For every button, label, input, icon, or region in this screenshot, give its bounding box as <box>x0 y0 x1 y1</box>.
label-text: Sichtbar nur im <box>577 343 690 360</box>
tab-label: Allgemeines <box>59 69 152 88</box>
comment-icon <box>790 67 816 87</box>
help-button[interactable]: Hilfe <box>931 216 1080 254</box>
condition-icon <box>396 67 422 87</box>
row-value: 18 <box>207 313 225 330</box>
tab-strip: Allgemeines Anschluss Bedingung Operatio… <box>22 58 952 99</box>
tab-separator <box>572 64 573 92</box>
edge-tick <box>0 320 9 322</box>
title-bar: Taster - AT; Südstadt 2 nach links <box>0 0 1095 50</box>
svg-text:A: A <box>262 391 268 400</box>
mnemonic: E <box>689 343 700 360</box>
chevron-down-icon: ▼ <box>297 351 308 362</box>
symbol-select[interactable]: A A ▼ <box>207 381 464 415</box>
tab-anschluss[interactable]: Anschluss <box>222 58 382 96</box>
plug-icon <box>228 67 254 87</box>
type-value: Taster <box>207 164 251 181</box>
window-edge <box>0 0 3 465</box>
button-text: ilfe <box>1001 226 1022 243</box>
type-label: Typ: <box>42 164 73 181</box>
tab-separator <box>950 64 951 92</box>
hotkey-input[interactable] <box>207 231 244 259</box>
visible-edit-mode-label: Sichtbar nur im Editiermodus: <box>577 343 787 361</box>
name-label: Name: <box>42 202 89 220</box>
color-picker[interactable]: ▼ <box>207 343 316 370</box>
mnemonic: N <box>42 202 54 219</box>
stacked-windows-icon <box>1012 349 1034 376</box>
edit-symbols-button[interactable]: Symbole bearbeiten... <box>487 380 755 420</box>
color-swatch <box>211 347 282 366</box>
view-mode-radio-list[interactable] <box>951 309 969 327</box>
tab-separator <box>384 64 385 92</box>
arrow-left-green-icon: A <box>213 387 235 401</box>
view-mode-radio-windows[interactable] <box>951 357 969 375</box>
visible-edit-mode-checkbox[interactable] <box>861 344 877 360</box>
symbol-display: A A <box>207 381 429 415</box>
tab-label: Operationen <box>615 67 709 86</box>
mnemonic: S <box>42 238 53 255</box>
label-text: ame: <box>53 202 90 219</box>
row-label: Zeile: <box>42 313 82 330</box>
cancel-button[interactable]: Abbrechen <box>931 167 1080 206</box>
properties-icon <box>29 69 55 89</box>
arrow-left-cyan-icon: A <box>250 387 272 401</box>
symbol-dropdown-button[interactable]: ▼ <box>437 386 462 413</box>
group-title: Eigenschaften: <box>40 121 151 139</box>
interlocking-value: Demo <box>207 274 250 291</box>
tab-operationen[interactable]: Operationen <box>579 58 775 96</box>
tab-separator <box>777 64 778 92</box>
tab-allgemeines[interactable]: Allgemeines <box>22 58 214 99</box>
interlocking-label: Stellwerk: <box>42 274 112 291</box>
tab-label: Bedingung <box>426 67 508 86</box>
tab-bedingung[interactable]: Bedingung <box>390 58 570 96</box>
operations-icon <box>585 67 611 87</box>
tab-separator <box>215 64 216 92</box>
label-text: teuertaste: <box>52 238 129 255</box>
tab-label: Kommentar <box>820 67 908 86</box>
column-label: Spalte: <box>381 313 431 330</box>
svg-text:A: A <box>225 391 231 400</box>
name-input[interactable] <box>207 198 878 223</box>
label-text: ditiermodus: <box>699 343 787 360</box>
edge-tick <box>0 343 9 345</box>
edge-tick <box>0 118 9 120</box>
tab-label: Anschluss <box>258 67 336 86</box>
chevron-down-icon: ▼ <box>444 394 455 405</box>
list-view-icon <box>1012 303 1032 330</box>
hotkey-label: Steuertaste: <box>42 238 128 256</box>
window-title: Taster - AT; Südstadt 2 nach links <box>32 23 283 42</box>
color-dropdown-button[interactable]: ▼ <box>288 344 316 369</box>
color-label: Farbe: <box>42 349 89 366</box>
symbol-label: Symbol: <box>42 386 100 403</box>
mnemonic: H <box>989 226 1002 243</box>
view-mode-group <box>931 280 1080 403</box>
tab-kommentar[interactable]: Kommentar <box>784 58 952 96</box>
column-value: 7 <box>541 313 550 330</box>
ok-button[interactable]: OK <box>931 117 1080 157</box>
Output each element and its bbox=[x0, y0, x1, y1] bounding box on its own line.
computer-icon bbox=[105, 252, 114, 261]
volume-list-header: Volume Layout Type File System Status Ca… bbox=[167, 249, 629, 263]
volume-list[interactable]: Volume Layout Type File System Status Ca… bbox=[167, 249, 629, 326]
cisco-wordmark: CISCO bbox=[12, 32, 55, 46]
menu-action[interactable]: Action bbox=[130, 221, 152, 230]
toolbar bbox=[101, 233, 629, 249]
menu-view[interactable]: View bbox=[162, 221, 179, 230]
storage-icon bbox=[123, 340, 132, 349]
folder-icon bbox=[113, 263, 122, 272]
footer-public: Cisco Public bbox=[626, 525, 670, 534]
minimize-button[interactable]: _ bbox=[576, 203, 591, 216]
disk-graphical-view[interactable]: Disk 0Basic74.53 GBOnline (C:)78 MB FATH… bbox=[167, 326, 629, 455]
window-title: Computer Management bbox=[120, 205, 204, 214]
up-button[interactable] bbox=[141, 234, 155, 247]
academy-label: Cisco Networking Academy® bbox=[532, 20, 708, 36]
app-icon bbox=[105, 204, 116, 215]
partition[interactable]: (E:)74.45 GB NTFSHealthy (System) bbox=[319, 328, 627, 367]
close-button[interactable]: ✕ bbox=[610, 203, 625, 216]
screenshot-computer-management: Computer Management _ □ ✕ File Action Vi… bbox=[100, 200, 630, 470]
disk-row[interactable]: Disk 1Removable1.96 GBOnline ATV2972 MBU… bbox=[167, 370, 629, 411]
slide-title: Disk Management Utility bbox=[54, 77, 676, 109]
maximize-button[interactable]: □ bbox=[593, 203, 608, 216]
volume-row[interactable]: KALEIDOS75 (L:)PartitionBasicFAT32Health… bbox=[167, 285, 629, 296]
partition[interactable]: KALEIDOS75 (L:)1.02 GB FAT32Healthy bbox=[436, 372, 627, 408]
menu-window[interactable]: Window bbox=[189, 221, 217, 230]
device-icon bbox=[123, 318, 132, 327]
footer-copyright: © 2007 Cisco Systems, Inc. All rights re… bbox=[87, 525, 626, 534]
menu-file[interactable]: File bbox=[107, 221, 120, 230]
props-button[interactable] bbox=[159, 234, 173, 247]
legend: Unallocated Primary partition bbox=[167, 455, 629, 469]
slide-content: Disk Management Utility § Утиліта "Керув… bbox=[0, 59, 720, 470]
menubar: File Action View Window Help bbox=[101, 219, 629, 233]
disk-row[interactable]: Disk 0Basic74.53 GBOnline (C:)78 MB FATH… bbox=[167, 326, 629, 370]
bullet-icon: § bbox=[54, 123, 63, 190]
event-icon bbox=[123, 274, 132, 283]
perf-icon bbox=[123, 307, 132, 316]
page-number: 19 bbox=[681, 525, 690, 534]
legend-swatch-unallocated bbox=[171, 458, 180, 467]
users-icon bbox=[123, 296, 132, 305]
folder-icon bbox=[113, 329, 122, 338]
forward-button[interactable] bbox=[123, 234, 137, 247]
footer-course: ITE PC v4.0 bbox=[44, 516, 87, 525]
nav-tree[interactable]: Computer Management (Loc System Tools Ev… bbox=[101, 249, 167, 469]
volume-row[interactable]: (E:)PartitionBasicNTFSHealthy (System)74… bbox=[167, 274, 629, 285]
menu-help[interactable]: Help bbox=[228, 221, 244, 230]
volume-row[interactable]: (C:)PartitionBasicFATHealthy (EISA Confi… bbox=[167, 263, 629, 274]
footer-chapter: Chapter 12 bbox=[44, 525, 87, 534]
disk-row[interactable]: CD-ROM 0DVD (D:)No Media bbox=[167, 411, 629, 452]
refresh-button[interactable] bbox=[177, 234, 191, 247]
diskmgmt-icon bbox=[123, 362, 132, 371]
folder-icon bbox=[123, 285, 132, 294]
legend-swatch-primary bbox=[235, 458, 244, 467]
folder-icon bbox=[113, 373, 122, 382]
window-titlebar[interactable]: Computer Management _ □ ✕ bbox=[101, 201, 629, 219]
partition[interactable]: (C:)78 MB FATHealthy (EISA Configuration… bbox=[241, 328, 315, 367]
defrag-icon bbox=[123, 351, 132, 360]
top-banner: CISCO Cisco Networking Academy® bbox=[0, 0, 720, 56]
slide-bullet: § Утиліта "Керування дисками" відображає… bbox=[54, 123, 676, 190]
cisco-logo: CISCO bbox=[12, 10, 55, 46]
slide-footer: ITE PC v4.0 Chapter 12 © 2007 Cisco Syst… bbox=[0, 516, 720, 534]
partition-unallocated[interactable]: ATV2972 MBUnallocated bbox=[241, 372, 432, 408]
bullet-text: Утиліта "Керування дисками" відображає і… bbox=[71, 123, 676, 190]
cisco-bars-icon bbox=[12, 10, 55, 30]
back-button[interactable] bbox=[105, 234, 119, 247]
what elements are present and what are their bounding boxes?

...

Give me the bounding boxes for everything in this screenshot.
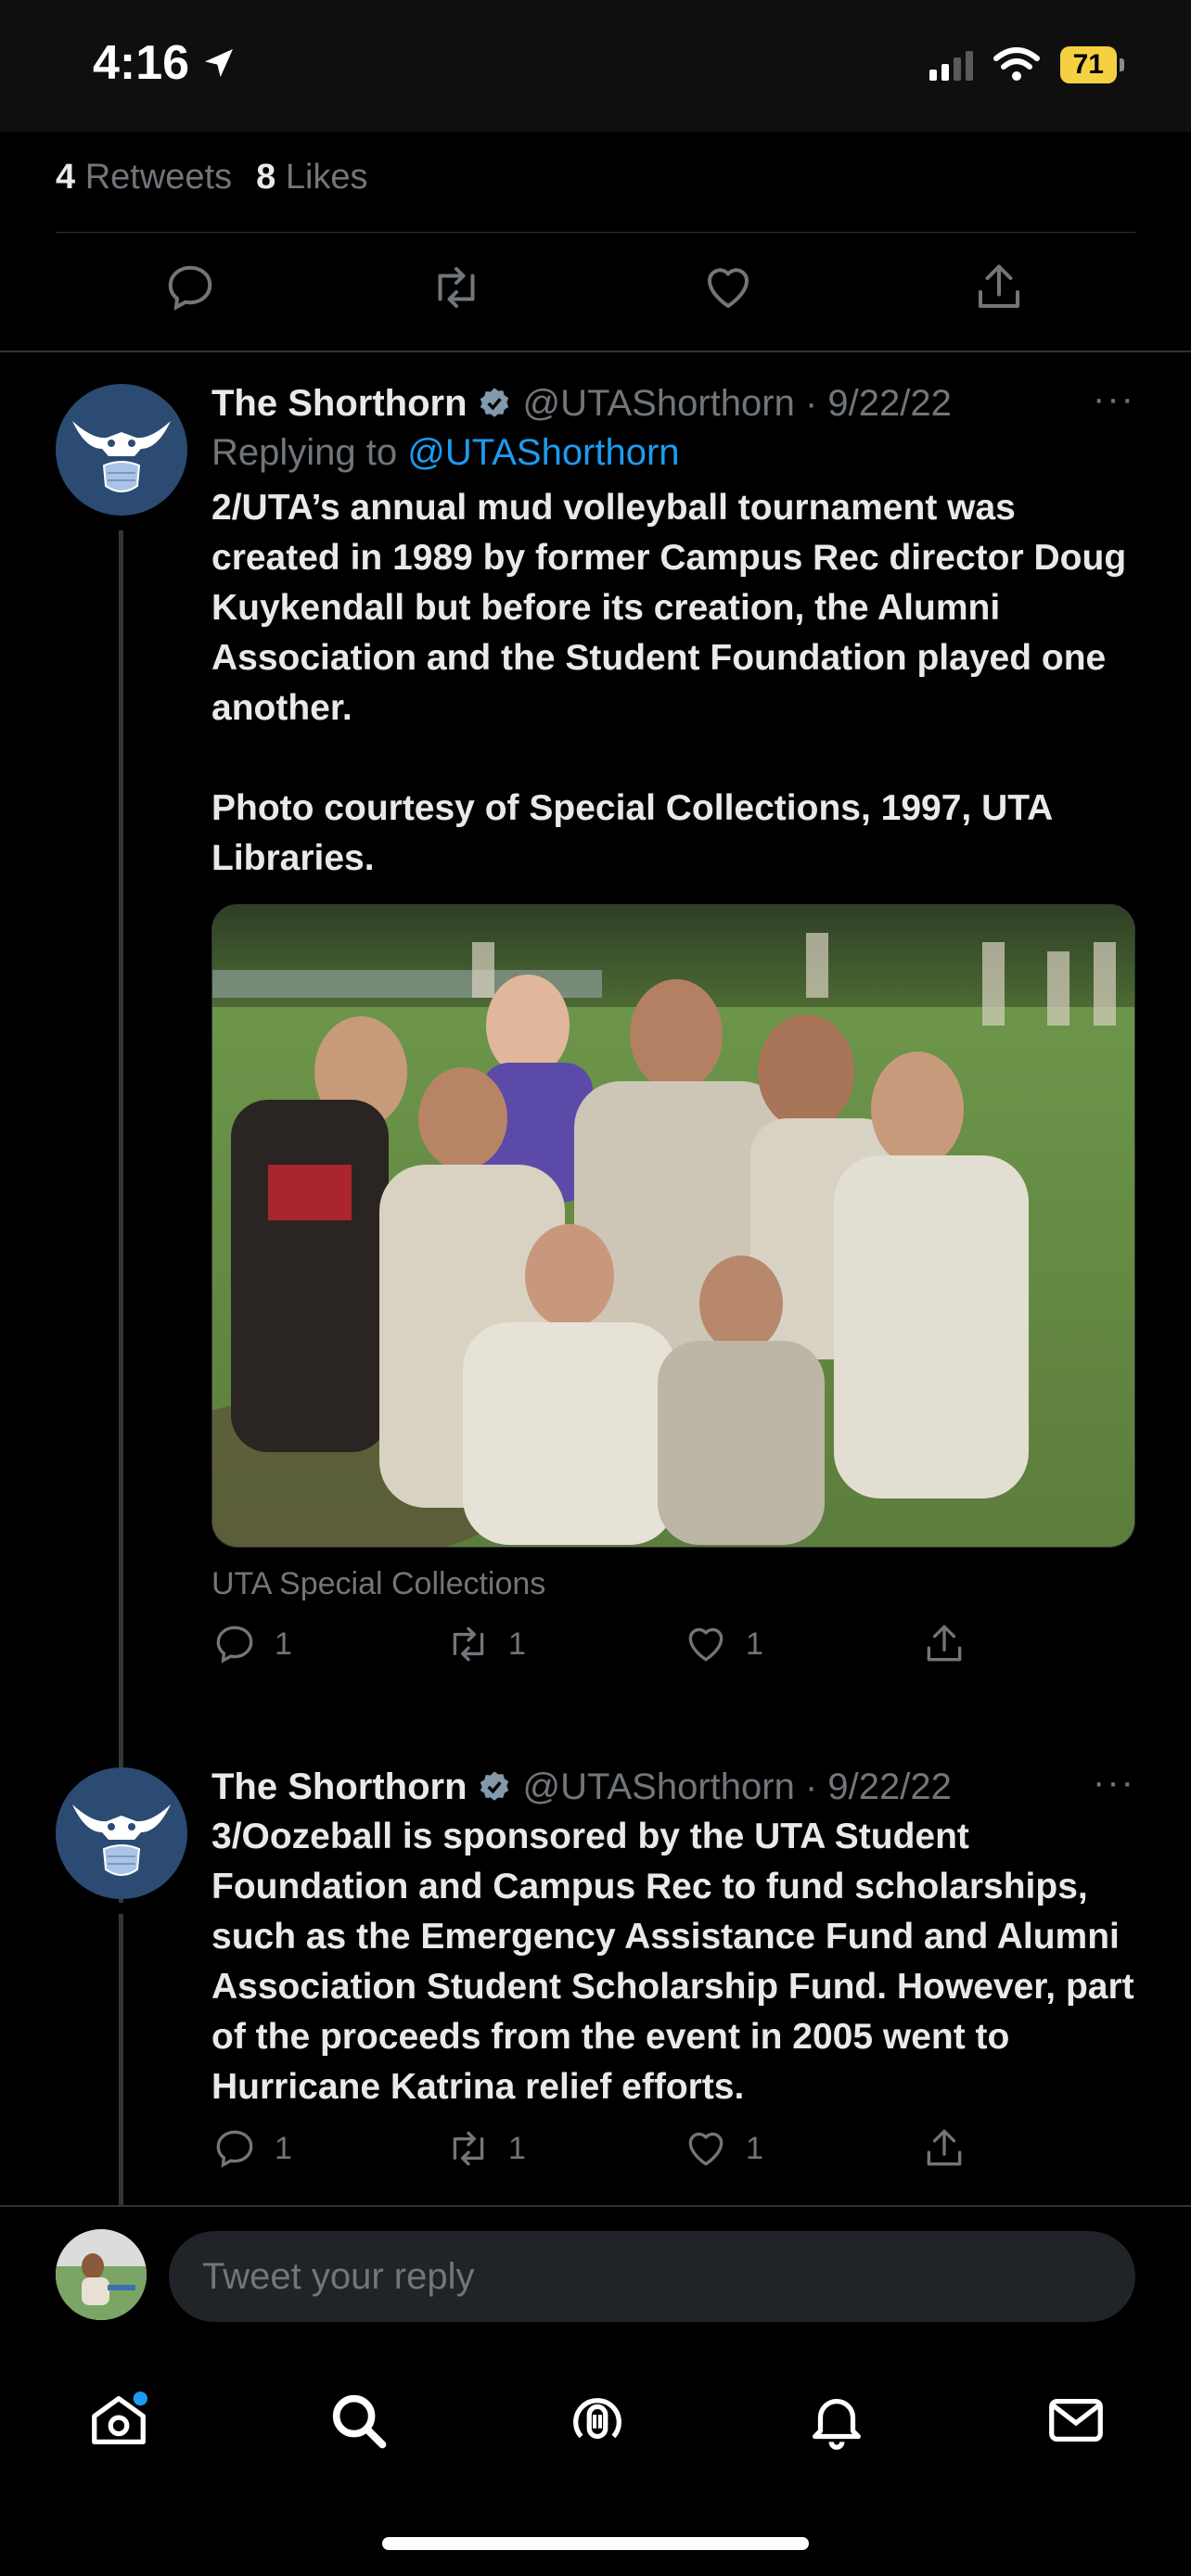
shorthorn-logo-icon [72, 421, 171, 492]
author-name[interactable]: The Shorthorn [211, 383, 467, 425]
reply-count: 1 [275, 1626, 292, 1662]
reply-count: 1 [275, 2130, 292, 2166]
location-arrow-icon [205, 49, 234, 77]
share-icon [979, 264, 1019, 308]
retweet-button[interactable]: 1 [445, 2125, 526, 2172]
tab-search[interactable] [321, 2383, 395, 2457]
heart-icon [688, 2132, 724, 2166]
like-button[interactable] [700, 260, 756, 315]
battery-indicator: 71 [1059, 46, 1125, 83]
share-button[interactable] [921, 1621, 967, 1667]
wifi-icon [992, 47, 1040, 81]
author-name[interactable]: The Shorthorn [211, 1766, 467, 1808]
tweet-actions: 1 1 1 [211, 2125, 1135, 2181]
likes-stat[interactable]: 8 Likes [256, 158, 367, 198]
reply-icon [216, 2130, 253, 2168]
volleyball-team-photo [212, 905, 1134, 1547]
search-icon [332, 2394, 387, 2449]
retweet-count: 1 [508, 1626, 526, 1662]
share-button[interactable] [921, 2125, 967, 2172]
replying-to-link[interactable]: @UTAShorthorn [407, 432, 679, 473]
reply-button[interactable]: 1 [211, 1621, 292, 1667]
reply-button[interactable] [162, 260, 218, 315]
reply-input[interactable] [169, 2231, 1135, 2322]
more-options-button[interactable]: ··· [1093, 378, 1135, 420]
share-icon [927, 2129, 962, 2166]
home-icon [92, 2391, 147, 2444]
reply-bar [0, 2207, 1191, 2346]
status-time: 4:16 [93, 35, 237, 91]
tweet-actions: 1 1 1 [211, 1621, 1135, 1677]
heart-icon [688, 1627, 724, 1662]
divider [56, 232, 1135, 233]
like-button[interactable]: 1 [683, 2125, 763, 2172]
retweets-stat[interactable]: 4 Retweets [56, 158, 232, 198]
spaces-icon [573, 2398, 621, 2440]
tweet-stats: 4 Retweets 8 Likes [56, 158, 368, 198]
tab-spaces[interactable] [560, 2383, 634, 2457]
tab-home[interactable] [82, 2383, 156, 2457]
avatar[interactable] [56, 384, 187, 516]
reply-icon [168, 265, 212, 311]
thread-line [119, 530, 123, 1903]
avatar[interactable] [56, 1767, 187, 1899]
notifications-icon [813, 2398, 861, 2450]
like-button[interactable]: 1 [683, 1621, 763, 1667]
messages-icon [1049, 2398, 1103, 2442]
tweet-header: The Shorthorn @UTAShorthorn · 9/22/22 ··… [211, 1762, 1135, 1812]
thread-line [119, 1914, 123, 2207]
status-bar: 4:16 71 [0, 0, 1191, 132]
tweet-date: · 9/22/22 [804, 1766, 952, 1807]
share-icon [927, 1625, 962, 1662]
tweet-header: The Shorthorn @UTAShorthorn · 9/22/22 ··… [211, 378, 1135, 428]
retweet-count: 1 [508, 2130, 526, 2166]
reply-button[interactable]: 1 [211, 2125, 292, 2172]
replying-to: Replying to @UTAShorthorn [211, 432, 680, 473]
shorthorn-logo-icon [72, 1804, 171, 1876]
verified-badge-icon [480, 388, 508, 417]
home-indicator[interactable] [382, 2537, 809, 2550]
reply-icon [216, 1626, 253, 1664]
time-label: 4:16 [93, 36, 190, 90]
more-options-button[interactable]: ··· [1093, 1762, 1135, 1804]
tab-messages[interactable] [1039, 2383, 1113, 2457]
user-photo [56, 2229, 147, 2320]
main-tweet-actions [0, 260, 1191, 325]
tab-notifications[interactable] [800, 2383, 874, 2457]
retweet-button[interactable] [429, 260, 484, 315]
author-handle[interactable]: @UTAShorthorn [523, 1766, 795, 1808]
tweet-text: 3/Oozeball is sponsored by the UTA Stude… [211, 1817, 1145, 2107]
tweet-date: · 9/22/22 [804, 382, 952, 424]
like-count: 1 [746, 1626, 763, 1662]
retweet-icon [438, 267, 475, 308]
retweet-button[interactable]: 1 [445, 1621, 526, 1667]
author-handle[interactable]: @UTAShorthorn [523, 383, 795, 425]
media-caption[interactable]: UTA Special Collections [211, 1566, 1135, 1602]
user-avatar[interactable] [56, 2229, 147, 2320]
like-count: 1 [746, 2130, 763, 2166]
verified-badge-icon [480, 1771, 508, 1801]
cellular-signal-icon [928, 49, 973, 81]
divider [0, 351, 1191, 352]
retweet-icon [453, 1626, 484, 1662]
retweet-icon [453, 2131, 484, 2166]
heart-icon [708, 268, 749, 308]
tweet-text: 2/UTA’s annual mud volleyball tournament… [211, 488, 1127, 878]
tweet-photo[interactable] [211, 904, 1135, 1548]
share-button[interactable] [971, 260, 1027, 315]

- SET PROBLEM:
Quote the entries from the line containing "shorthorn-logo-icon [72, 421, 171, 492]" through the line containing "battery-indicator: 71 [1059, 46, 1125, 83]", both included, word for word.

- FINAL RESULT:
shorthorn-logo-icon [72, 421, 171, 492]
author-name[interactable]: The Shorthorn [211, 383, 467, 425]
reply-count: 1 [275, 1626, 292, 1662]
reply-count: 1 [275, 2130, 292, 2166]
location-arrow-icon [205, 49, 234, 77]
share-icon [979, 264, 1019, 308]
retweet-button[interactable]: 1 [445, 2125, 526, 2172]
tab-search[interactable] [321, 2383, 395, 2457]
heart-icon [688, 2132, 724, 2166]
like-button[interactable] [700, 260, 756, 315]
battery-indicator: 71 [1059, 46, 1125, 83]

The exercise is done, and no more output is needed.